# EXTRACT PROVIDED:
# # # # # # #
Bringing Back the Bluestones is a stage play by Derek Webb about a pressure group from Pembrokeshire campaigning to have the Stonehenge bluestones returned to Wales. It followed the fortunes of Roy Brown as he sets up the group, Carreg Las (Welsh for "Blue Stone"), and campaigns for the return of the stones to the Preseli Hills.

History
The play began as a short radio play by Derek Webb, but was developed into a stage play in 2002. The original production caused a sensation in Wales when the Western Mail (a leading Welsh newspaper) carried an article reporting the premise the play was based on as true. It was alleged that Carreg Las had argued that since Greece wanted the Elgin Marbles back, Wales should be able to lay claim to the Bluestones. The Western Mail ran a front page article, a leader column comment, and devoted a full colour half page to the story. Eminent historians and politicians were consulted. A spokesperson for English Heritage, which looks after Stonehenge, reportedly "almost choked when asked about the possibility of dismantling Stonehenge". The story was subsequently taken up by other newspapers and radio stations throughout Wales and in Wiltshire. However, it turned out that the creation of Carreg Las was a spoof designed to generate publicity for the play.

Other developments
In 2004, a few years after the first production, British Archaeology  carried the following story: 
 
The story was also reported by the Milford Mercury and the BBC.
# # # # # # #
# RECORDS FOR PROCESSING:
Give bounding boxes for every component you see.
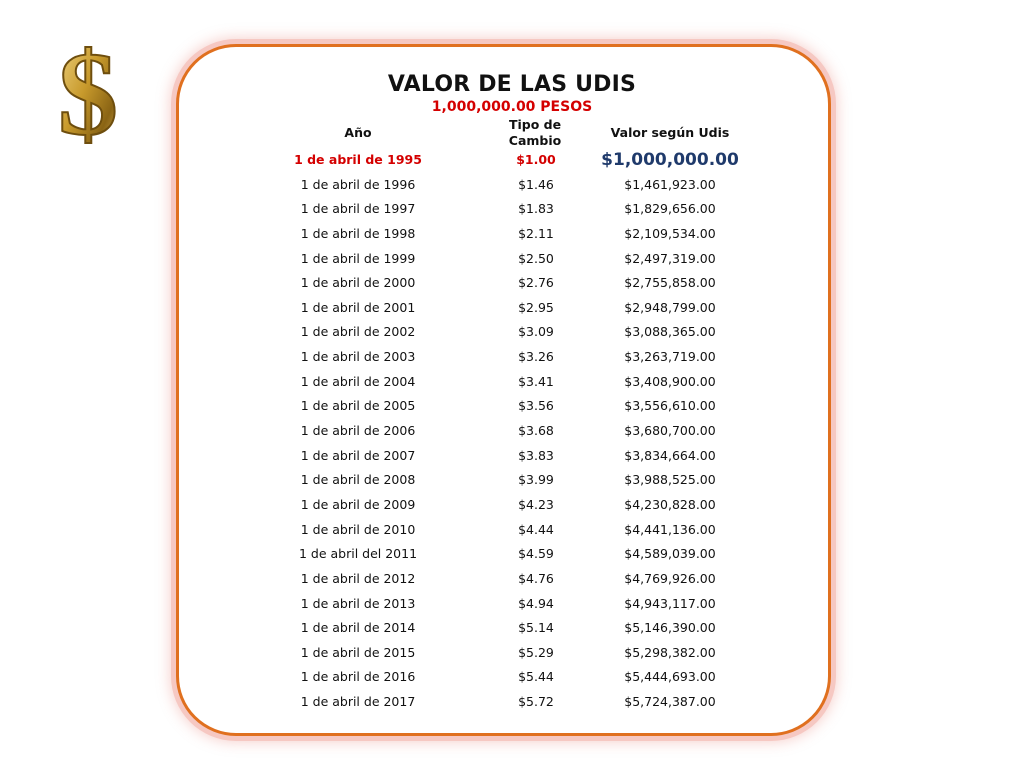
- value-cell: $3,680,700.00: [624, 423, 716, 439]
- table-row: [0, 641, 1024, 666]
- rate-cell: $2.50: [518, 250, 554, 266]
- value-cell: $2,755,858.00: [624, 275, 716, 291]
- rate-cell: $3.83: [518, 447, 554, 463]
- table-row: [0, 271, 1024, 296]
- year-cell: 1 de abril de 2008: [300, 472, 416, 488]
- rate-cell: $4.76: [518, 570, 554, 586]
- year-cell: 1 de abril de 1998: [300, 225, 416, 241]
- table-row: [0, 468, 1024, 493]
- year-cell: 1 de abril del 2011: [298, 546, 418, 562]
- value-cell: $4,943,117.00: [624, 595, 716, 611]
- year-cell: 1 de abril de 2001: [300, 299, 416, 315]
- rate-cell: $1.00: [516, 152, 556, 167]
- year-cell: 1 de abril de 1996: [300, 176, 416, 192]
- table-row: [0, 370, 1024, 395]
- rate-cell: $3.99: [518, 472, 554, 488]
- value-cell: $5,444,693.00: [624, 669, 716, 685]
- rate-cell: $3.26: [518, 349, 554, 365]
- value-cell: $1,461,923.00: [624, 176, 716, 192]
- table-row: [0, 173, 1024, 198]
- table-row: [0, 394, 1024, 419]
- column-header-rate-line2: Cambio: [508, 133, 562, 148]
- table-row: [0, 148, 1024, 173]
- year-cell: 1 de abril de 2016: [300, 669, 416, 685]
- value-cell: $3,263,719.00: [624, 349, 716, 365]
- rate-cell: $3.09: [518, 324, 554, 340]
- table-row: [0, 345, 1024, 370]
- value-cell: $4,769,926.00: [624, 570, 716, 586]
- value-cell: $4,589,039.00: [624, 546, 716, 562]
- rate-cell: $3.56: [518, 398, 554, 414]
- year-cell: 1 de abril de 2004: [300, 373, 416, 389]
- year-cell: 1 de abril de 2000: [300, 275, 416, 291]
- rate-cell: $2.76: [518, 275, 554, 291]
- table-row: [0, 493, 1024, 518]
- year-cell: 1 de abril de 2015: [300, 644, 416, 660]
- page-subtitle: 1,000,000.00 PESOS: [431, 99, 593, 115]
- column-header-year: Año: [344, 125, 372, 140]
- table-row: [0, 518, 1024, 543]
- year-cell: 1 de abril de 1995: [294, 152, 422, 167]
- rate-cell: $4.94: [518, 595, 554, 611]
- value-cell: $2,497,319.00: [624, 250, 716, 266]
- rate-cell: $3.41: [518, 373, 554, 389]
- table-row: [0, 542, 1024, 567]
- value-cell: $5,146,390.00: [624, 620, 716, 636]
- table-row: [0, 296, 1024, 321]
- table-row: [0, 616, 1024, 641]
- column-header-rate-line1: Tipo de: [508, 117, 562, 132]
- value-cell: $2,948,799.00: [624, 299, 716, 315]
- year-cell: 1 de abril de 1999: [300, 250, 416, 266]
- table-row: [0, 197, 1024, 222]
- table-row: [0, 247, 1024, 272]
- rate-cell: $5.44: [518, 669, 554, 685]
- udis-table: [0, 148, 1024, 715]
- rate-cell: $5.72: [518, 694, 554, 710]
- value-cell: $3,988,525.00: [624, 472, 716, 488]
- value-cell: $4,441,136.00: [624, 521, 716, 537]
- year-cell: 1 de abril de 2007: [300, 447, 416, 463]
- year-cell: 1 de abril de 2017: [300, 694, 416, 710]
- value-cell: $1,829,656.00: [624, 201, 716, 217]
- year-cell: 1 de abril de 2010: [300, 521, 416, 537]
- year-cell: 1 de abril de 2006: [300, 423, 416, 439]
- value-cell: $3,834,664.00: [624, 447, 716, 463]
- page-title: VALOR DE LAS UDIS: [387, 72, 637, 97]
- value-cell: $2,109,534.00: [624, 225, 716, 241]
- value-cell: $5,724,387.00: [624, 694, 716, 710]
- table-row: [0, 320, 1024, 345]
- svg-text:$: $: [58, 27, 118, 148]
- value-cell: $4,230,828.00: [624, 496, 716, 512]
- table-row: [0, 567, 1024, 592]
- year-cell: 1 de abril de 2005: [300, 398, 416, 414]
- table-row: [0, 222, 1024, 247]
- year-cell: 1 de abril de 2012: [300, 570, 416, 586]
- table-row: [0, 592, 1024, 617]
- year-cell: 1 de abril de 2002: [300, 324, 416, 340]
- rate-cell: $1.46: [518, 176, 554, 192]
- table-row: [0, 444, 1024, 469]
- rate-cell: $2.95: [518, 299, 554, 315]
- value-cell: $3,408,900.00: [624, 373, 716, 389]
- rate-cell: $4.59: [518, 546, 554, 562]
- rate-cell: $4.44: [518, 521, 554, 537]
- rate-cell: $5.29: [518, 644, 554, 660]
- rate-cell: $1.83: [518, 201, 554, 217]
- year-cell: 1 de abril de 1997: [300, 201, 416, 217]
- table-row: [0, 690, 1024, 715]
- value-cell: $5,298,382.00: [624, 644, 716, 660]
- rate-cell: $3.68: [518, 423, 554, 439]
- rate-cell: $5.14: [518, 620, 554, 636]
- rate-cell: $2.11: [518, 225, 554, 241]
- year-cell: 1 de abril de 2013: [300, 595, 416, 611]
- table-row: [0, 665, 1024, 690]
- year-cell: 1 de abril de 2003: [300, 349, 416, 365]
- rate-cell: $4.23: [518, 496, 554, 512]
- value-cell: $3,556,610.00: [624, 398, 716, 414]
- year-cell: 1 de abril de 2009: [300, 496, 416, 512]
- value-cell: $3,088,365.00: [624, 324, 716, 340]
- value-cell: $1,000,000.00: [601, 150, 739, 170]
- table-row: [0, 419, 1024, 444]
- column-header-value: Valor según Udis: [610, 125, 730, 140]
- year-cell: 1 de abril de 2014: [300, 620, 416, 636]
# # # # # # #
# SET TASKS:
[A] According to the text on Bringing Back the Bluestones, in what year was the play developed into a stage play?
[B] From the records, quote word for word the lines starting with the one containing "- value-cell: $3,680,700.00: [624, 423, 716, 439]" and going on through the one containing "- rate-cell: $3.41: [518, 373, 554, 389]", including both of those lines.
The records have no connection to the text about the play.

# THE RESULTS:
[A] 2002

[B]
- value-cell: $3,680,700.00: [624, 423, 716, 439]
- table-row: [0, 641, 1024, 666]
- rate-cell: $2.50: [518, 250, 554, 266]
- value-cell: $2,755,858.00: [624, 275, 716, 291]
- rate-cell: $3.83: [518, 447, 554, 463]
- table-row: [0, 271, 1024, 296]
- year-cell: 1 de abril de 2008: [300, 472, 416, 488]
- rate-cell: $4.76: [518, 570, 554, 586]
- year-cell: 1 de abril de 1998: [300, 225, 416, 241]
- table-row: [0, 468, 1024, 493]
- year-cell: 1 de abril del 2011: [298, 546, 418, 562]
- value-cell: $4,943,117.00: [624, 595, 716, 611]
- year-cell: 1 de abril de 2001: [300, 299, 416, 315]
- rate-cell: $1.00: [516, 152, 556, 167]
- year-cell: 1 de abril de 1996: [300, 176, 416, 192]
- table-row: [0, 370, 1024, 395]
- rate-cell: $3.99: [518, 472, 554, 488]
- value-cell: $5,444,693.00: [624, 669, 716, 685]
- rate-cell: $3.26: [518, 349, 554, 365]
- value-cell: $1,461,923.00: [624, 176, 716, 192]
- table-row: [0, 173, 1024, 198]
- table-row: [0, 394, 1024, 419]
- column-header-rate-line2: Cambio: [508, 133, 562, 148]
- table-row: [0, 148, 1024, 173]
- year-cell: 1 de abril de 2016: [300, 669, 416, 685]
- value-cell: $3,263,719.00: [624, 349, 716, 365]
- rate-cell: $3.09: [518, 324, 554, 340]
- table-row: [0, 345, 1024, 370]
- value-cell: $4,769,926.00: [624, 570, 716, 586]
- value-cell: $4,589,039.00: [624, 546, 716, 562]
- rate-cell: $3.56: [518, 398, 554, 414]
- year-cell: 1 de abril de 2004: [300, 373, 416, 389]
- year-cell: 1 de abril de 2000: [300, 275, 416, 291]
- rate-cell: $2.76: [518, 275, 554, 291]
- table-row: [0, 493, 1024, 518]
- year-cell: 1 de abril de 2015: [300, 644, 416, 660]
- page-subtitle: 1,000,000.00 PESOS: [431, 99, 593, 115]
- column-header-year: Año: [344, 125, 372, 140]
- table-row: [0, 518, 1024, 543]
- year-cell: 1 de abril de 1995: [294, 152, 422, 167]
- rate-cell: $4.94: [518, 595, 554, 611]
- value-cell: $2,497,319.00: [624, 250, 716, 266]
- rate-cell: $3.41: [518, 373, 554, 389]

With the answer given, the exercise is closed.